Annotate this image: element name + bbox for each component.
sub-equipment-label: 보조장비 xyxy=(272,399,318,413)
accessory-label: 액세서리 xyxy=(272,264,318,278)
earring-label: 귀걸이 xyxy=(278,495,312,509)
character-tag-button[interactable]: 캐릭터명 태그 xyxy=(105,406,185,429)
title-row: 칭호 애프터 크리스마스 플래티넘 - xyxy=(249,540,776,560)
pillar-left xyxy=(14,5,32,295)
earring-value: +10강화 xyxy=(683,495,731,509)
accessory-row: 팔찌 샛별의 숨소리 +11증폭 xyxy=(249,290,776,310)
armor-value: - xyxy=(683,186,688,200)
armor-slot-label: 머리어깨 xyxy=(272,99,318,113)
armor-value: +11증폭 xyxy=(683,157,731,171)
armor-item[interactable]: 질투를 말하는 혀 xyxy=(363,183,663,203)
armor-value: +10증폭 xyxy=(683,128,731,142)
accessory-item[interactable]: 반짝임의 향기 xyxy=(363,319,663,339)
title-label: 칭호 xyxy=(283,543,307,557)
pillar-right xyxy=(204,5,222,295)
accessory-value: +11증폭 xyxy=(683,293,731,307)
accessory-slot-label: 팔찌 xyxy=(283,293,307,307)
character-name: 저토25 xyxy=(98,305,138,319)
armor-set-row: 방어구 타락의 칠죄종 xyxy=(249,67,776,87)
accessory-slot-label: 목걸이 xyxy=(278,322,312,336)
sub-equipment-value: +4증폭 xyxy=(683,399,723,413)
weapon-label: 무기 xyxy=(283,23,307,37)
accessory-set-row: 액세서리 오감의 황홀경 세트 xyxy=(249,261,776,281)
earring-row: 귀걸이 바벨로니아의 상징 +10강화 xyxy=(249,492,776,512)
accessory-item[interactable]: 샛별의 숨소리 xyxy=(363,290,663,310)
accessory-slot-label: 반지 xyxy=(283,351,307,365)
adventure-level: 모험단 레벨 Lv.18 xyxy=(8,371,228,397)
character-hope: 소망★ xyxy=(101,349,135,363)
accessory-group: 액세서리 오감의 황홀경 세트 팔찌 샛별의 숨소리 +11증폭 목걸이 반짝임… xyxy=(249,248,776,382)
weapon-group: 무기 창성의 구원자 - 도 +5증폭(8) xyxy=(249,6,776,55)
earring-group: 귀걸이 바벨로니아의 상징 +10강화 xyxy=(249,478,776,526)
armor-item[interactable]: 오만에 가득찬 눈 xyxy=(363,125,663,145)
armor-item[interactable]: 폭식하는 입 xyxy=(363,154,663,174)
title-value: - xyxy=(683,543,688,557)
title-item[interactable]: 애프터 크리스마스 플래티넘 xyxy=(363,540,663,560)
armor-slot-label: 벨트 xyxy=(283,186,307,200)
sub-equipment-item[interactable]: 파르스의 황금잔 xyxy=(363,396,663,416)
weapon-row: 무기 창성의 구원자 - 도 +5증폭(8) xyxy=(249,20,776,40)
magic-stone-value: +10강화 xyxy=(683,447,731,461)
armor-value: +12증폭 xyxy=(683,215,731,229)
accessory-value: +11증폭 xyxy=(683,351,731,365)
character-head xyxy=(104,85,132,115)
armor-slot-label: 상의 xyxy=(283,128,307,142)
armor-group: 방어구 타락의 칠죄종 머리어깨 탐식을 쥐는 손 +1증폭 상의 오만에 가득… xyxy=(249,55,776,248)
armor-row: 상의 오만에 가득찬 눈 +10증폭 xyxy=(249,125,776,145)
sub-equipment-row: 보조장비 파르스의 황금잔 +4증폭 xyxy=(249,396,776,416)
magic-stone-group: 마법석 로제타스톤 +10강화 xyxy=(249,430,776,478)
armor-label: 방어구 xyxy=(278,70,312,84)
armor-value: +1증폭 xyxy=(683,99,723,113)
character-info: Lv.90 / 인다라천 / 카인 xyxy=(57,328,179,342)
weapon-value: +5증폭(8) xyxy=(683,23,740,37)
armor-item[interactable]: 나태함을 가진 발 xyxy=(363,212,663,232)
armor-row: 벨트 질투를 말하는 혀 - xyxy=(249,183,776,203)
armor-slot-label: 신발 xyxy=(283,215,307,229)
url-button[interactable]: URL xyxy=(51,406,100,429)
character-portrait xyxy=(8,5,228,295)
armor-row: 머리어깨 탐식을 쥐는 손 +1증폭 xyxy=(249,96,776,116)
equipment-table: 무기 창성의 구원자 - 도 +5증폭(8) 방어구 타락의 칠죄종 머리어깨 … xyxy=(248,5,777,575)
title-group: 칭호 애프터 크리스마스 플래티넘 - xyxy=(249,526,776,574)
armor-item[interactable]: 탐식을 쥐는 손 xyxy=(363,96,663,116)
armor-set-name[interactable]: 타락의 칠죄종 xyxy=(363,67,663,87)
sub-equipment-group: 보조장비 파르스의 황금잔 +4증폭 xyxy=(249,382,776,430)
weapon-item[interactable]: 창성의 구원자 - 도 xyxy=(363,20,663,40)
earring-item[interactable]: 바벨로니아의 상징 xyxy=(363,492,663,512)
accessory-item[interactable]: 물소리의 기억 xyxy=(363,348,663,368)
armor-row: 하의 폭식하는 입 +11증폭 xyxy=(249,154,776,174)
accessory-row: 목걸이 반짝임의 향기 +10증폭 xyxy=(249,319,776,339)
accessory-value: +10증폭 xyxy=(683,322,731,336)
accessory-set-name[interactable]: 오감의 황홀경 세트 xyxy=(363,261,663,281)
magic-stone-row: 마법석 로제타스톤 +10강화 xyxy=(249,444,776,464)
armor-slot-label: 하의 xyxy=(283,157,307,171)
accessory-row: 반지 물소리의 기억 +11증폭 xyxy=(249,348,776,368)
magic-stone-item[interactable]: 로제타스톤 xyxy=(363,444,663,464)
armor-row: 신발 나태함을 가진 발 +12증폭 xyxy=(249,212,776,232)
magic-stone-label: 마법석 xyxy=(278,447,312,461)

• **PROBLEM TO SOLVE**
Can you reproduce every one of the rows above, line for line, with nothing altered?

• **RESPONSE FOR THIS EXERCISE**
Annotate this image: element name + bbox for each component.
sub-equipment-label: 보조장비 xyxy=(272,399,318,413)
accessory-label: 액세서리 xyxy=(272,264,318,278)
earring-label: 귀걸이 xyxy=(278,495,312,509)
character-tag-button[interactable]: 캐릭터명 태그 xyxy=(105,406,185,429)
title-row: 칭호 애프터 크리스마스 플래티넘 - xyxy=(249,540,776,560)
pillar-left xyxy=(14,5,32,295)
earring-value: +10강화 xyxy=(683,495,731,509)
accessory-row: 팔찌 샛별의 숨소리 +11증폭 xyxy=(249,290,776,310)
armor-value: - xyxy=(683,186,688,200)
armor-slot-label: 머리어깨 xyxy=(272,99,318,113)
armor-value: +11증폭 xyxy=(683,157,731,171)
armor-item[interactable]: 질투를 말하는 혀 xyxy=(363,183,663,203)
armor-value: +10증폭 xyxy=(683,128,731,142)
accessory-item[interactable]: 반짝임의 향기 xyxy=(363,319,663,339)
title-label: 칭호 xyxy=(283,543,307,557)
pillar-right xyxy=(204,5,222,295)
accessory-value: +11증폭 xyxy=(683,293,731,307)
accessory-slot-label: 팔찌 xyxy=(283,293,307,307)
character-name: 저토25 xyxy=(98,305,138,319)
armor-set-row: 방어구 타락의 칠죄종 xyxy=(249,67,776,87)
accessory-slot-label: 목걸이 xyxy=(278,322,312,336)
sub-equipment-value: +4증폭 xyxy=(683,399,723,413)
weapon-label: 무기 xyxy=(283,23,307,37)
accessory-set-row: 액세서리 오감의 황홀경 세트 xyxy=(249,261,776,281)
earring-row: 귀걸이 바벨로니아의 상징 +10강화 xyxy=(249,492,776,512)
accessory-item[interactable]: 샛별의 숨소리 xyxy=(363,290,663,310)
accessory-slot-label: 반지 xyxy=(283,351,307,365)
adventure-level: 모험단 레벨 Lv.18 xyxy=(8,371,228,397)
character-hope: 소망★ xyxy=(101,349,135,363)
accessory-group: 액세서리 오감의 황홀경 세트 팔찌 샛별의 숨소리 +11증폭 목걸이 반짝임… xyxy=(249,248,776,382)
weapon-group: 무기 창성의 구원자 - 도 +5증폭(8) xyxy=(249,6,776,55)
earring-group: 귀걸이 바벨로니아의 상징 +10강화 xyxy=(249,478,776,526)
armor-item[interactable]: 오만에 가득찬 눈 xyxy=(363,125,663,145)
armor-item[interactable]: 폭식하는 입 xyxy=(363,154,663,174)
title-value: - xyxy=(683,543,688,557)
title-item[interactable]: 애프터 크리스마스 플래티넘 xyxy=(363,540,663,560)
armor-slot-label: 벨트 xyxy=(283,186,307,200)
sub-equipment-item[interactable]: 파르스의 황금잔 xyxy=(363,396,663,416)
weapon-row: 무기 창성의 구원자 - 도 +5증폭(8) xyxy=(249,20,776,40)
magic-stone-value: +10강화 xyxy=(683,447,731,461)
armor-value: +12증폭 xyxy=(683,215,731,229)
accessory-value: +11증폭 xyxy=(683,351,731,365)
character-head xyxy=(104,85,132,115)
armor-slot-label: 상의 xyxy=(283,128,307,142)
armor-group: 방어구 타락의 칠죄종 머리어깨 탐식을 쥐는 손 +1증폭 상의 오만에 가득… xyxy=(249,55,776,248)
armor-row: 상의 오만에 가득찬 눈 +10증폭 xyxy=(249,125,776,145)
sub-equipment-row: 보조장비 파르스의 황금잔 +4증폭 xyxy=(249,396,776,416)
magic-stone-group: 마법석 로제타스톤 +10강화 xyxy=(249,430,776,478)
armor-label: 방어구 xyxy=(278,70,312,84)
armor-value: +1증폭 xyxy=(683,99,723,113)
character-info: Lv.90 / 인다라천 / 카인 xyxy=(57,328,179,342)
weapon-value: +5증폭(8) xyxy=(683,23,740,37)
armor-item[interactable]: 나태함을 가진 발 xyxy=(363,212,663,232)
armor-row: 벨트 질투를 말하는 혀 - xyxy=(249,183,776,203)
armor-slot-label: 신발 xyxy=(283,215,307,229)
url-button[interactable]: URL xyxy=(51,406,100,429)
character-portrait xyxy=(8,5,228,295)
armor-row: 머리어깨 탐식을 쥐는 손 +1증폭 xyxy=(249,96,776,116)
equipment-table: 무기 창성의 구원자 - 도 +5증폭(8) 방어구 타락의 칠죄종 머리어깨 … xyxy=(248,5,777,575)
title-group: 칭호 애프터 크리스마스 플래티넘 - xyxy=(249,526,776,574)
armor-item[interactable]: 탐식을 쥐는 손 xyxy=(363,96,663,116)
armor-set-name[interactable]: 타락의 칠죄종 xyxy=(363,67,663,87)
sub-equipment-group: 보조장비 파르스의 황금잔 +4증폭 xyxy=(249,382,776,430)
weapon-item[interactable]: 창성의 구원자 - 도 xyxy=(363,20,663,40)
earring-item[interactable]: 바벨로니아의 상징 xyxy=(363,492,663,512)
accessory-item[interactable]: 물소리의 기억 xyxy=(363,348,663,368)
armor-row: 하의 폭식하는 입 +11증폭 xyxy=(249,154,776,174)
accessory-row: 목걸이 반짝임의 향기 +10증폭 xyxy=(249,319,776,339)
accessory-value: +10증폭 xyxy=(683,322,731,336)
accessory-set-name[interactable]: 오감의 황홀경 세트 xyxy=(363,261,663,281)
magic-stone-row: 마법석 로제타스톤 +10강화 xyxy=(249,444,776,464)
armor-slot-label: 하의 xyxy=(283,157,307,171)
accessory-row: 반지 물소리의 기억 +11증폭 xyxy=(249,348,776,368)
magic-stone-item[interactable]: 로제타스톤 xyxy=(363,444,663,464)
armor-row: 신발 나태함을 가진 발 +12증폭 xyxy=(249,212,776,232)
magic-stone-label: 마법석 xyxy=(278,447,312,461)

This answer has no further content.